(Records from a collection)
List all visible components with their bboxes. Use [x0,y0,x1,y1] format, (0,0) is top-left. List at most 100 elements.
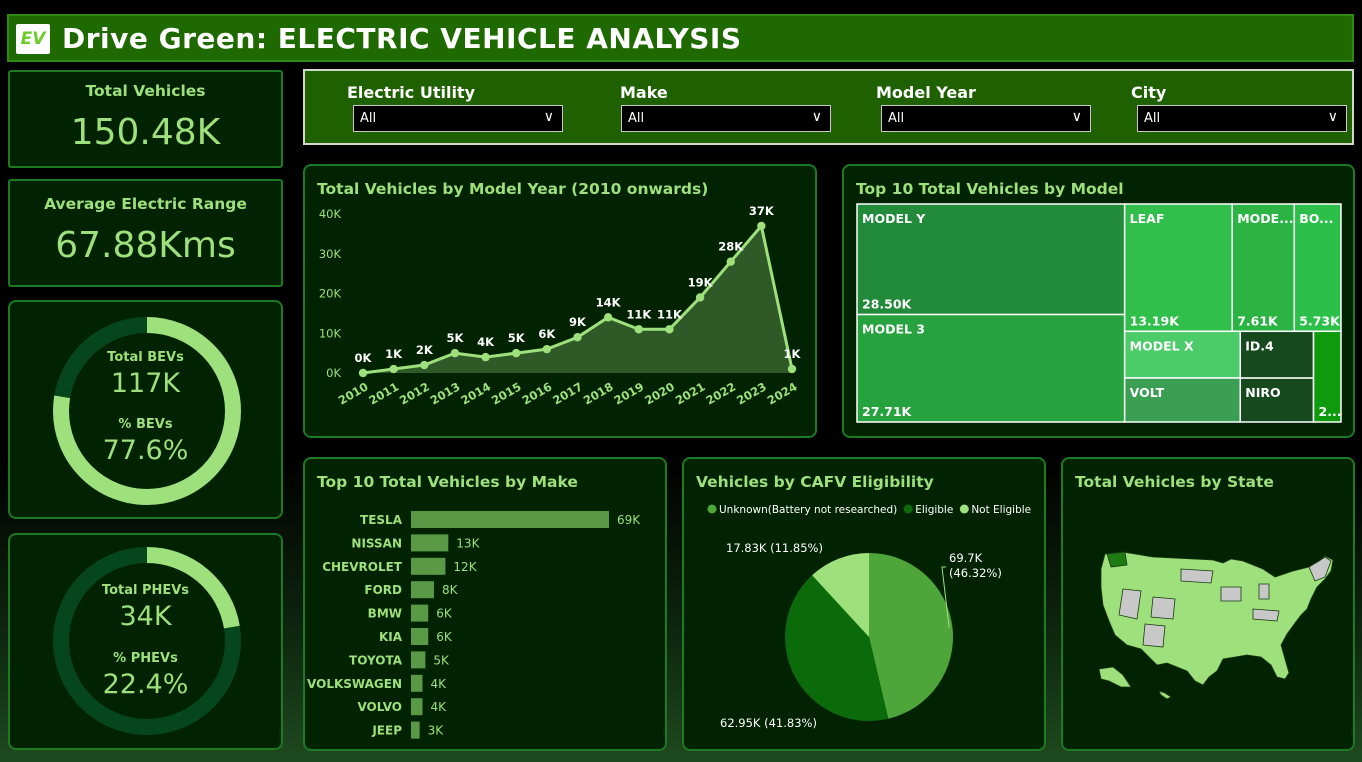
x-tick-label: 2015 [489,379,524,407]
filter-select-make[interactable]: All ∨ [621,105,831,132]
area-point[interactable] [695,293,705,302]
phev-percent-value: 22.4% [102,669,189,700]
bar[interactable] [411,698,423,716]
area-point[interactable] [757,221,766,231]
chevron-down-icon: ∨ [1327,109,1338,125]
bar-data-label: 69K [617,513,641,527]
model-year-area-chart: 0K10K20K30K40K0K20101K20112K20125K20134K… [319,204,802,408]
y-tick-label: 40K [319,207,342,221]
bar[interactable] [411,557,446,575]
kpi-avg-range-value: 67.88Kms [55,225,236,266]
area-point[interactable] [389,364,398,374]
legend-label[interactable]: Eligible [915,504,953,516]
us-mainland-shape [1098,551,1334,700]
bar-category-label: TESLA [360,513,403,527]
x-tick-label: 2021 [673,379,708,407]
treemap-tile-name: MODE... [1237,211,1293,226]
phev-total-value: 34K [119,601,172,632]
bar[interactable] [411,651,426,669]
bar-category-label: KIA [379,630,403,644]
x-tick-label: 2019 [612,379,647,407]
bev-total-value: 117K [110,368,181,399]
bar[interactable] [411,534,449,552]
x-tick-label: 2011 [366,379,401,407]
cafv-pie-chart: Unknown(Battery not researched) Eligible N… [707,504,1031,730]
kpi-total-vehicles-label: Total Vehicles [85,82,206,100]
bar[interactable] [411,674,423,692]
area-fill [363,225,792,373]
area-point[interactable] [358,368,368,378]
treemap-tile[interactable] [1239,377,1315,423]
area-point[interactable] [573,333,582,342]
bar[interactable] [411,628,429,645]
area-point[interactable] [420,360,429,370]
treemap-tile-name: BO... [1299,211,1333,226]
chevron-down-icon: ∨ [543,109,554,125]
bev-percent-value: 77.6% [102,435,189,466]
area-point[interactable] [512,348,521,358]
area-data-label: 19K [688,275,714,289]
legend-label[interactable]: Not Eligible [971,504,1031,516]
phev-donut-arc [53,547,241,735]
bar-data-label: 6K [436,630,453,644]
treemap-tile[interactable] [1239,330,1315,379]
state-map-card: Total Vehicles by State [1061,457,1355,751]
area-point[interactable] [542,344,552,354]
area-data-label: 11K [657,307,683,321]
pie-data-label: 69.7K [949,551,983,565]
model-treemap-title: Top 10 Total Vehicles by Model [856,180,1124,198]
area-point[interactable] [665,325,674,334]
pie-slice[interactable] [785,575,889,721]
treemap-tile-value: 2... [1319,404,1342,419]
x-tick-label: 2023 [734,379,769,407]
area-data-label: 4K [477,335,495,349]
treemap-tile[interactable] [856,313,1126,423]
legend-label[interactable]: Unknown(Battery not researched) [719,504,897,516]
area-data-label: 5K [446,331,464,345]
filter-select-model-year[interactable]: All ∨ [881,105,1091,132]
treemap-tile-value: 5.73K [1299,313,1341,328]
pie-data-label: 62.95K (41.83%) [720,716,817,730]
y-tick-label: 0K [326,366,341,380]
area-data-label: 9K [569,315,587,329]
x-tick-label: 2010 [336,379,371,407]
filter-select-electric-utility[interactable]: All ∨ [353,105,563,132]
y-tick-label: 30K [319,247,342,261]
area-point[interactable] [481,352,490,362]
treemap-tile-name: MODEL Y [862,211,926,226]
bev-donut-card: Total BEVs 117K % BEVs 77.6% [8,300,283,519]
x-tick-label: 2012 [397,379,432,407]
bar-data-label: 8K [442,583,459,597]
area-point[interactable] [603,313,613,322]
bar[interactable] [411,721,420,739]
area-point[interactable] [787,364,797,374]
pie-slice[interactable] [812,553,869,637]
area-data-label: 14K [596,295,622,309]
bar[interactable] [411,604,429,622]
bar-category-label: TOYOTA [349,653,403,667]
filter-select-city[interactable]: All ∨ [1137,105,1347,132]
area-point[interactable] [726,257,735,266]
bar-category-label: BMW [368,607,402,621]
pie-slice[interactable] [869,553,953,719]
area-point[interactable] [634,325,643,334]
phev-total-label: Total PHEVs [101,583,190,598]
treemap-tile[interactable] [1123,377,1242,423]
bar-category-label: FORD [364,583,402,597]
treemap-tile[interactable] [1312,330,1342,423]
bar[interactable] [411,511,609,528]
treemap-tile-value: 28.50K [862,297,913,312]
area-point[interactable] [450,348,460,358]
us-state-map[interactable] [1063,459,1353,749]
bar-category-label: JEEP [371,724,402,738]
bar-category-label: VOLVO [357,700,402,714]
model-year-chart-title: Total Vehicles by Model Year (2010 onwar… [317,180,709,198]
bev-total-label: Total BEVs [107,350,184,365]
bar[interactable] [411,581,434,599]
area-data-label: 1K [784,347,802,361]
treemap-tile[interactable] [1123,330,1242,379]
filter-label-make: Make [620,83,668,102]
dashboard-header: EV Drive Green: ELECTRIC VEHICLE ANALYSI… [7,14,1354,62]
bev-donut-chart [53,317,241,505]
treemap-tile-value: 7.61K [1237,313,1279,328]
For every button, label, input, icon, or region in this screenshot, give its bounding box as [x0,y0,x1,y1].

### [Exercise]
Edit the records above by changing every "area-point" to "area-marker", keeping everything else the same. Leave the pictures out of your answer.

### [Answer for the task]
List all visible components with their bboxes. Use [x0,y0,x1,y1] format, (0,0) is top-left. List at most 100 elements.
x-tick-label: 2015 [489,379,524,407]
filter-select-make[interactable]: All ∨ [621,105,831,132]
area-marker[interactable] [695,293,705,302]
phev-percent-value: 22.4% [102,669,189,700]
bar[interactable] [411,698,423,716]
area-marker[interactable] [757,221,766,231]
chevron-down-icon: ∨ [1327,109,1338,125]
bar-data-label: 69K [617,513,641,527]
model-year-area-chart: 0K10K20K30K40K0K20101K20112K20125K20134K… [319,204,802,408]
y-tick-label: 40K [319,207,342,221]
bar[interactable] [411,557,446,575]
kpi-avg-range-value: 67.88Kms [55,225,236,266]
area-marker[interactable] [389,364,398,374]
legend-label[interactable]: Eligible [915,504,953,516]
us-mainland-shape [1098,551,1334,700]
bar-category-label: TESLA [360,513,403,527]
x-tick-label: 2021 [673,379,708,407]
treemap-tile-name: MODE... [1237,211,1293,226]
phev-total-value: 34K [119,601,172,632]
bar[interactable] [411,651,426,669]
bar-category-label: KIA [379,630,403,644]
x-tick-label: 2019 [612,379,647,407]
bev-total-value: 117K [110,368,181,399]
bar[interactable] [411,534,449,552]
x-tick-label: 2011 [366,379,401,407]
cafv-pie-chart: Unknown(Battery not researched) Eligible N… [707,504,1031,730]
kpi-total-vehicles-label: Total Vehicles [85,82,206,100]
bar[interactable] [411,674,423,692]
area-fill [363,225,792,373]
area-marker[interactable] [358,368,368,378]
treemap-tile[interactable] [1239,377,1315,423]
area-marker[interactable] [573,333,582,342]
bar[interactable] [411,628,429,645]
area-marker[interactable] [420,360,429,370]
treemap-tile-name: BO... [1299,211,1333,226]
chevron-down-icon: ∨ [543,109,554,125]
bev-percent-value: 77.6% [102,435,189,466]
area-marker[interactable] [512,348,521,358]
area-data-label: 19K [688,275,714,289]
legend-label[interactable]: Not Eligible [971,504,1031,516]
phev-donut-arc [53,547,241,735]
bar-data-label: 6K [436,630,453,644]
treemap-tile[interactable] [1239,330,1315,379]
state-map-card: Total Vehicles by State [1061,457,1355,751]
area-marker[interactable] [542,344,552,354]
area-data-label: 11K [657,307,683,321]
pie-data-label: 69.7K [949,551,983,565]
model-treemap-title: Top 10 Total Vehicles by Model [856,180,1124,198]
area-marker[interactable] [665,325,674,334]
pie-slice[interactable] [785,575,889,721]
treemap-tile-value: 2... [1319,404,1342,419]
x-tick-label: 2023 [734,379,769,407]
area-data-label: 4K [477,335,495,349]
treemap-tile[interactable] [856,313,1126,423]
legend-label[interactable]: Unknown(Battery not researched) [719,504,897,516]
area-data-label: 5K [446,331,464,345]
filter-select-model-year[interactable]: All ∨ [881,105,1091,132]
treemap-tile-value: 5.73K [1299,313,1341,328]
pie-data-label: 62.95K (41.83%) [720,716,817,730]
y-tick-label: 0K [326,366,341,380]
area-data-label: 9K [569,315,587,329]
x-tick-label: 2010 [336,379,371,407]
filter-select-electric-utility[interactable]: All ∨ [353,105,563,132]
y-tick-label: 30K [319,247,342,261]
area-marker[interactable] [481,352,490,362]
treemap-tile-name: MODEL Y [862,211,926,226]
bev-donut-card: Total BEVs 117K % BEVs 77.6% [8,300,283,519]
x-tick-label: 2012 [397,379,432,407]
bar-data-label: 8K [442,583,459,597]
area-marker[interactable] [603,313,613,322]
bar[interactable] [411,721,420,739]
area-marker[interactable] [787,364,797,374]
pie-slice[interactable] [812,553,869,637]
area-data-label: 14K [596,295,622,309]
bar[interactable] [411,604,429,622]
bar-category-label: TOYOTA [349,653,403,667]
filter-select-city[interactable]: All ∨ [1137,105,1347,132]
area-marker[interactable] [726,257,735,266]
bar-category-label: BMW [368,607,402,621]
pie-slice[interactable] [869,553,953,719]
area-marker[interactable] [634,325,643,334]
phev-total-label: Total PHEVs [101,583,190,598]
treemap-tile[interactable] [1123,377,1242,423]
bar-category-label: FORD [364,583,402,597]
treemap-tile[interactable] [1312,330,1342,423]
bar[interactable] [411,511,609,528]
treemap-tile-value: 28.50K [862,297,913,312]
area-marker[interactable] [450,348,460,358]
us-state-map[interactable] [1063,459,1353,749]
bar-category-label: JEEP [371,724,402,738]
bar-category-label: VOLVO [357,700,402,714]
model-year-chart-title: Total Vehicles by Model Year (2010 onwar… [317,180,709,198]
bev-total-label: Total BEVs [107,350,184,365]
bar[interactable] [411,581,434,599]
area-data-label: 1K [784,347,802,361]
treemap-tile[interactable] [1123,330,1242,379]
filter-label-make: Make [620,83,668,102]
dashboard-header: EV Drive Green: ELECTRIC VEHICLE ANALYSI… [7,14,1354,62]
bev-donut-chart [53,317,241,505]
treemap-tile-value: 7.61K [1237,313,1279,328]
For every button, label, input, icon, or region in this screenshot, give its bounding box as [x0,y0,x1,y1].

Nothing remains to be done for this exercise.